### Your task
Copy all lines holding the word "GOOD" from the entries.

Dataset listings of figures
(begin)

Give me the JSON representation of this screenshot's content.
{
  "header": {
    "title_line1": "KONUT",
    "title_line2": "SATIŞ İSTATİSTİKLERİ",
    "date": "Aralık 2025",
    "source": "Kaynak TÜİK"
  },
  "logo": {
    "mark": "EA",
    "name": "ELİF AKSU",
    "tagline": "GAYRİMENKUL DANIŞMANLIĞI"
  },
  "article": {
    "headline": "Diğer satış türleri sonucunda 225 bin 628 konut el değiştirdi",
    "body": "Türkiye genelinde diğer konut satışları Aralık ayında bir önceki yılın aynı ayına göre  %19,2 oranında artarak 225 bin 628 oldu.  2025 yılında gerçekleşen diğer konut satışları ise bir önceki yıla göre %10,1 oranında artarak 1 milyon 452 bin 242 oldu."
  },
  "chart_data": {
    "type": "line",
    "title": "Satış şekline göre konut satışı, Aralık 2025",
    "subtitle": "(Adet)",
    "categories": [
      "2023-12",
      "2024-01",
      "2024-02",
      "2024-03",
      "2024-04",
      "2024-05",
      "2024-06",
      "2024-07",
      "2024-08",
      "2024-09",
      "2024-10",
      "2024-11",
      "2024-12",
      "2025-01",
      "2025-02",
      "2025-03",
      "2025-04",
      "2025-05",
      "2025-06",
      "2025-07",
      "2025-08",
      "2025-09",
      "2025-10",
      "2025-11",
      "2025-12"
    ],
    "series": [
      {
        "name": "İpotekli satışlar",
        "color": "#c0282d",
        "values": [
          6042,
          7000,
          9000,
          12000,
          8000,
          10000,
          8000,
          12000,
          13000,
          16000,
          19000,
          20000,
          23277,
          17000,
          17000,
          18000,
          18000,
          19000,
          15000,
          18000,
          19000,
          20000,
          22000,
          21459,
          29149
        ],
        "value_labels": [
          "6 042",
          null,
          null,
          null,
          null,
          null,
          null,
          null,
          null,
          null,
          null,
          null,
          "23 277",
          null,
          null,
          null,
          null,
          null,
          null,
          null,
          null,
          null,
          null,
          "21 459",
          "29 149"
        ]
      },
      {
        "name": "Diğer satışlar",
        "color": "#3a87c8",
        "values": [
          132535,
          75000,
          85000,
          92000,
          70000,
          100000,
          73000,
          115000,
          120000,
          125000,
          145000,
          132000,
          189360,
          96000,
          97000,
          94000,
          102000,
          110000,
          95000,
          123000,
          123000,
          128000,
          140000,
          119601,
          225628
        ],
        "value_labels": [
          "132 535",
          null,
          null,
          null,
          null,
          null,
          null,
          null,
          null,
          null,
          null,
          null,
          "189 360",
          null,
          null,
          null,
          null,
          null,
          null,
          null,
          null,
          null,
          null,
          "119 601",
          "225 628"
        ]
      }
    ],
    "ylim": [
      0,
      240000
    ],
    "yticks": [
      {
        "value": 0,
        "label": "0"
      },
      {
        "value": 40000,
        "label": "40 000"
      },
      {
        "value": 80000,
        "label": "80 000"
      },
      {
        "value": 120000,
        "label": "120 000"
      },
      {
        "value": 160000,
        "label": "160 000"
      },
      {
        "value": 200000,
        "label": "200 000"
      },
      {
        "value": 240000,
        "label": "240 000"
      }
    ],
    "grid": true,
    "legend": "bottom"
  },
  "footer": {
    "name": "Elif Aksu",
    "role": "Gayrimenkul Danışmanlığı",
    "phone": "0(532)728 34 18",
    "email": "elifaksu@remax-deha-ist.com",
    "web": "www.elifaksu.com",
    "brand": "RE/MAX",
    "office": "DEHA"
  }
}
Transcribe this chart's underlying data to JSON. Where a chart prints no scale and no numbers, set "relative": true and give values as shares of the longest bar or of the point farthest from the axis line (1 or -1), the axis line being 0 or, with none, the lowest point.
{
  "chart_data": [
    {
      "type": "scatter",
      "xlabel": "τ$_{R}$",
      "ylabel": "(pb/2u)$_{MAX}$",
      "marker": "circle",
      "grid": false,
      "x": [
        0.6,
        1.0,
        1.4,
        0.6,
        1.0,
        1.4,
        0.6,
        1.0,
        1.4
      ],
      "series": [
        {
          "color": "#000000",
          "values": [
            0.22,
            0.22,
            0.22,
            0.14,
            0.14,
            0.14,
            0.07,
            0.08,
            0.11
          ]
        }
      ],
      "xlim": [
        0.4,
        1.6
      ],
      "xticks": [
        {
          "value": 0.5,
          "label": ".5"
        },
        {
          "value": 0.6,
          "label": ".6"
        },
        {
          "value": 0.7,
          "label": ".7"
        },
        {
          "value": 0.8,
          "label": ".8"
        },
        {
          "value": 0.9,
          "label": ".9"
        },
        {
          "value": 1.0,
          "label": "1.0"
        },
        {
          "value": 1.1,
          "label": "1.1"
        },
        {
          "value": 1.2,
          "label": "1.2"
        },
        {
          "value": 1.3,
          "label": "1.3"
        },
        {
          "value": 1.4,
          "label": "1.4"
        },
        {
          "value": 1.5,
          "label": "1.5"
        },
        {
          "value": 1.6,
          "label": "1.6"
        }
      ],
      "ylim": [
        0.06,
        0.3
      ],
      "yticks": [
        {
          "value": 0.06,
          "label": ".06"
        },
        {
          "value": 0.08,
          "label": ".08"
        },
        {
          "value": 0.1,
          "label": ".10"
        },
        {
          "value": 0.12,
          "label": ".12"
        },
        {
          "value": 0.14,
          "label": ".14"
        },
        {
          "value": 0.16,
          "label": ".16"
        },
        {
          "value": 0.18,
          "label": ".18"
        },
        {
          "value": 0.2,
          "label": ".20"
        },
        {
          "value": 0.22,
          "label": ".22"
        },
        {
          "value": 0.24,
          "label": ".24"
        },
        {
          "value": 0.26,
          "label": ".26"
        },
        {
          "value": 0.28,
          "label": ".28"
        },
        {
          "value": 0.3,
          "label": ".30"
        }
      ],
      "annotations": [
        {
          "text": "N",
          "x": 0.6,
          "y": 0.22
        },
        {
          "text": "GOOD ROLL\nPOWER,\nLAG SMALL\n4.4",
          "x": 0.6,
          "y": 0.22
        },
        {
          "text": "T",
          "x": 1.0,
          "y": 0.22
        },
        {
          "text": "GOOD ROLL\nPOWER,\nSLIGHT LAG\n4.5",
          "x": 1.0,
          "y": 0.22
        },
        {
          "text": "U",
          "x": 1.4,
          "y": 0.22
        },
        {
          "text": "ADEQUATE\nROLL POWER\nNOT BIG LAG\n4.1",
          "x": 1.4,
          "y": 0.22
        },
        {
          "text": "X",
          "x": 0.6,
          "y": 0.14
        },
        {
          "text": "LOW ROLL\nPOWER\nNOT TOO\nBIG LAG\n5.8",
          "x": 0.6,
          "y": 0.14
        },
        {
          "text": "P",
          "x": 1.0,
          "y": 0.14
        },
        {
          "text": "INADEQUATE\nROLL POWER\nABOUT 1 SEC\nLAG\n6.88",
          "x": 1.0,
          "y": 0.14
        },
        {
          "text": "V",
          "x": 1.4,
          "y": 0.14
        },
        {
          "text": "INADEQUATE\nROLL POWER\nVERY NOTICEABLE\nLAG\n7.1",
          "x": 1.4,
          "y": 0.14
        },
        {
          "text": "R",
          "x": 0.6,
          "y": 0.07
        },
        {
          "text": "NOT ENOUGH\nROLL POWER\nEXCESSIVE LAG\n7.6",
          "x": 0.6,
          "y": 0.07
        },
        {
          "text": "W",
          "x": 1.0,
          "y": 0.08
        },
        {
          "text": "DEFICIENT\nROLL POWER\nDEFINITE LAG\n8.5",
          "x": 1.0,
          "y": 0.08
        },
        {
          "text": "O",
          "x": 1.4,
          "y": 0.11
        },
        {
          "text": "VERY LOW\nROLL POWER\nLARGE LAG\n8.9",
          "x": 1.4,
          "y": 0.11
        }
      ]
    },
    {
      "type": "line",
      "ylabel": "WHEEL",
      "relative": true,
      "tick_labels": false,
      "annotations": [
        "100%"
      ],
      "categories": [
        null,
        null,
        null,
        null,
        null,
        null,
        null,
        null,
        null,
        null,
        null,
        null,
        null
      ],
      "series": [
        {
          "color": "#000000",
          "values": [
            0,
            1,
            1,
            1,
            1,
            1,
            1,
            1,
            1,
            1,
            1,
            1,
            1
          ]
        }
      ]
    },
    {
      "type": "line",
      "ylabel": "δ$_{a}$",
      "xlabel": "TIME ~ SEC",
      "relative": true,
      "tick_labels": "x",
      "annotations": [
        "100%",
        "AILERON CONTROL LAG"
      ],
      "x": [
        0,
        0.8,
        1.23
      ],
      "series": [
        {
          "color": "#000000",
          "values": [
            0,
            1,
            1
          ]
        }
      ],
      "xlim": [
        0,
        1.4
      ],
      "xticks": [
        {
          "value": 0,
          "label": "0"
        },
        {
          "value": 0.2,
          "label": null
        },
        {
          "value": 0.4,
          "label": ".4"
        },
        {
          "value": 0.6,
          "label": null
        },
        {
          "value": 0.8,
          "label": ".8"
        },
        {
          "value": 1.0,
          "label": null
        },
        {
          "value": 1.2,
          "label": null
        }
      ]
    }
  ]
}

(end)

### The reply
          "text": "GOOD ROLL\nPOWER,\nLAG SMALL\n4.4",
          "text": "GOOD ROLL\nPOWER,\nSLIGHT LAG\n4.5",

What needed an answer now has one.